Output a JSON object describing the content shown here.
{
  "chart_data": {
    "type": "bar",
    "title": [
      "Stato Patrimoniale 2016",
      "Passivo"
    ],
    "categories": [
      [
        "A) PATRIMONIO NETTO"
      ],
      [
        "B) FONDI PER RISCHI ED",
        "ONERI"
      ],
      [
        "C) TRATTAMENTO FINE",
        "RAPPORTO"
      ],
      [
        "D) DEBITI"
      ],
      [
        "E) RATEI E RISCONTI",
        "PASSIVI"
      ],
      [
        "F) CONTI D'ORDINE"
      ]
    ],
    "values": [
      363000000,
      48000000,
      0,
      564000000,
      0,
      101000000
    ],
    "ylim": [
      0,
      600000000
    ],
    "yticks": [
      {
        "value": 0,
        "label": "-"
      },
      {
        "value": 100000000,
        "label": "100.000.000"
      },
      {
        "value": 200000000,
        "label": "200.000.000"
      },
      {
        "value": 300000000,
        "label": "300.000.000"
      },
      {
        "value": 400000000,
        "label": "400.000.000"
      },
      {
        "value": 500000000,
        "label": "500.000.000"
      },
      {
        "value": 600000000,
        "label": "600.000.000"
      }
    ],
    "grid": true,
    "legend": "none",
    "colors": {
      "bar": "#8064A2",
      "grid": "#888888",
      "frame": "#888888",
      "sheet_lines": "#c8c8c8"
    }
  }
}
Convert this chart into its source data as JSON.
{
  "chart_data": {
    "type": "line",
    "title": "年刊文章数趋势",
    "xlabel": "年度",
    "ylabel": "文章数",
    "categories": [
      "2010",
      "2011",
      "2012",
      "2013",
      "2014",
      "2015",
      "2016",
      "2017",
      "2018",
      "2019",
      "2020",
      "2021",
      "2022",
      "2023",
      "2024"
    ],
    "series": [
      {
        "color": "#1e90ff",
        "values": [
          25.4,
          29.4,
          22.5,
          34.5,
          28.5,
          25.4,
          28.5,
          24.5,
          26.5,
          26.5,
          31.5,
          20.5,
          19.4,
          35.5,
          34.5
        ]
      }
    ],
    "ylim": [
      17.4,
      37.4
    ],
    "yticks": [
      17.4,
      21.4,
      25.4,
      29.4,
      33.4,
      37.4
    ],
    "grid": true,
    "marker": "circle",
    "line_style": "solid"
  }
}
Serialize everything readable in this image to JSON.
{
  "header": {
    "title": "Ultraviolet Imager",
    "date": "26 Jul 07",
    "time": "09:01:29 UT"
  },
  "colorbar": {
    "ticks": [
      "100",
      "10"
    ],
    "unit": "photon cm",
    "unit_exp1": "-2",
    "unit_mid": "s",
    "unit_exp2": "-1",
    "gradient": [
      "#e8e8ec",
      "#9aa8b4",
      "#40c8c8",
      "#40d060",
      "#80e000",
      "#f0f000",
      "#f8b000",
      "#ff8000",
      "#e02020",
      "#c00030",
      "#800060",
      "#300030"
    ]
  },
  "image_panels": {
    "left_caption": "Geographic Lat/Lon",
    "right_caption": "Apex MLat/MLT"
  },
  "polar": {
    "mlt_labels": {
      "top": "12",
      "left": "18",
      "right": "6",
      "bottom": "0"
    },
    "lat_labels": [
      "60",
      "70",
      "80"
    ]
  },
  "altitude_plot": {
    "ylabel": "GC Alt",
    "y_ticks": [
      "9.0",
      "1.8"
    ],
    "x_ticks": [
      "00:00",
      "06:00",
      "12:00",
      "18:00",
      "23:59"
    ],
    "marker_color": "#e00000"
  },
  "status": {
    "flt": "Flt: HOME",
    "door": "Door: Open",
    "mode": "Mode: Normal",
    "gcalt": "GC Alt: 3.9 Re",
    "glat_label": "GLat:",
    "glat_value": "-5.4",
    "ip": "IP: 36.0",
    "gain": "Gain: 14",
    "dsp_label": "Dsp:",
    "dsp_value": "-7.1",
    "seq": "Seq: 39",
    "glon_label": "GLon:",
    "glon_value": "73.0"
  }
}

__The request__
Return the listing above in full, character for character.

__Solved problem__
Output a JSON object describing the content shown here.
{
  "chart_data": {
    "type": "bar",
    "title": [
      "Stato Patrimoniale 2016",
      "Passivo"
    ],
    "categories": [
      [
        "A) PATRIMONIO NETTO"
      ],
      [
        "B) FONDI PER RISCHI ED",
        "ONERI"
      ],
      [
        "C) TRATTAMENTO FINE",
        "RAPPORTO"
      ],
      [
        "D) DEBITI"
      ],
      [
        "E) RATEI E RISCONTI",
        "PASSIVI"
      ],
      [
        "F) CONTI D'ORDINE"
      ]
    ],
    "values": [
      363000000,
      48000000,
      0,
      564000000,
      0,
      101000000
    ],
    "ylim": [
      0,
      600000000
    ],
    "yticks": [
      {
        "value": 0,
        "label": "-"
      },
      {
        "value": 100000000,
        "label": "100.000.000"
      },
      {
        "value": 200000000,
        "label": "200.000.000"
      },
      {
        "value": 300000000,
        "label": "300.000.000"
      },
      {
        "value": 400000000,
        "label": "400.000.000"
      },
      {
        "value": 500000000,
        "label": "500.000.000"
      },
      {
        "value": 600000000,
        "label": "600.000.000"
      }
    ],
    "grid": true,
    "legend": "none",
    "colors": {
      "bar": "#8064A2",
      "grid": "#888888",
      "frame": "#888888",
      "sheet_lines": "#c8c8c8"
    }
  }
}
Convert this chart into its source data as JSON.
{
  "chart_data": {
    "type": "line",
    "title": "年刊文章数趋势",
    "xlabel": "年度",
    "ylabel": "文章数",
    "categories": [
      "2010",
      "2011",
      "2012",
      "2013",
      "2014",
      "2015",
      "2016",
      "2017",
      "2018",
      "2019",
      "2020",
      "2021",
      "2022",
      "2023",
      "2024"
    ],
    "series": [
      {
        "color": "#1e90ff",
        "values": [
          25.4,
          29.4,
          22.5,
          34.5,
          28.5,
          25.4,
          28.5,
          24.5,
          26.5,
          26.5,
          31.5,
          20.5,
          19.4,
          35.5,
          34.5
        ]
      }
    ],
    "ylim": [
      17.4,
      37.4
    ],
    "yticks": [
      17.4,
      21.4,
      25.4,
      29.4,
      33.4,
      37.4
    ],
    "grid": true,
    "marker": "circle",
    "line_style": "solid"
  }
}
Serialize everything readable in this image to JSON.
{
  "header": {
    "title": "Ultraviolet Imager",
    "date": "26 Jul 07",
    "time": "09:01:29 UT"
  },
  "colorbar": {
    "ticks": [
      "100",
      "10"
    ],
    "unit": "photon cm",
    "unit_exp1": "-2",
    "unit_mid": "s",
    "unit_exp2": "-1",
    "gradient": [
      "#e8e8ec",
      "#9aa8b4",
      "#40c8c8",
      "#40d060",
      "#80e000",
      "#f0f000",
      "#f8b000",
      "#ff8000",
      "#e02020",
      "#c00030",
      "#800060",
      "#300030"
    ]
  },
  "image_panels": {
    "left_caption": "Geographic Lat/Lon",
    "right_caption": "Apex MLat/MLT"
  },
  "polar": {
    "mlt_labels": {
      "top": "12",
      "left": "18",
      "right": "6",
      "bottom": "0"
    },
    "lat_labels": [
      "60",
      "70",
      "80"
    ]
  },
  "altitude_plot": {
    "ylabel": "GC Alt",
    "y_ticks": [
      "9.0",
      "1.8"
    ],
    "x_ticks": [
      "00:00",
      "06:00",
      "12:00",
      "18:00",
      "23:59"
    ],
    "marker_color": "#e00000"
  },
  "status": {
    "flt": "Flt: HOME",
    "door": "Door: Open",
    "mode": "Mode: Normal",
    "gcalt": "GC Alt: 3.9 Re",
    "glat_label": "GLat:",
    "glat_value": "-5.4",
    "ip": "IP: 36.0",
    "gain": "Gain: 14",
    "dsp_label": "Dsp:",
    "dsp_value": "-7.1",
    "seq": "Seq: 39",
    "glon_label": "GLon:",
    "glon_value": "73.0"
  }
}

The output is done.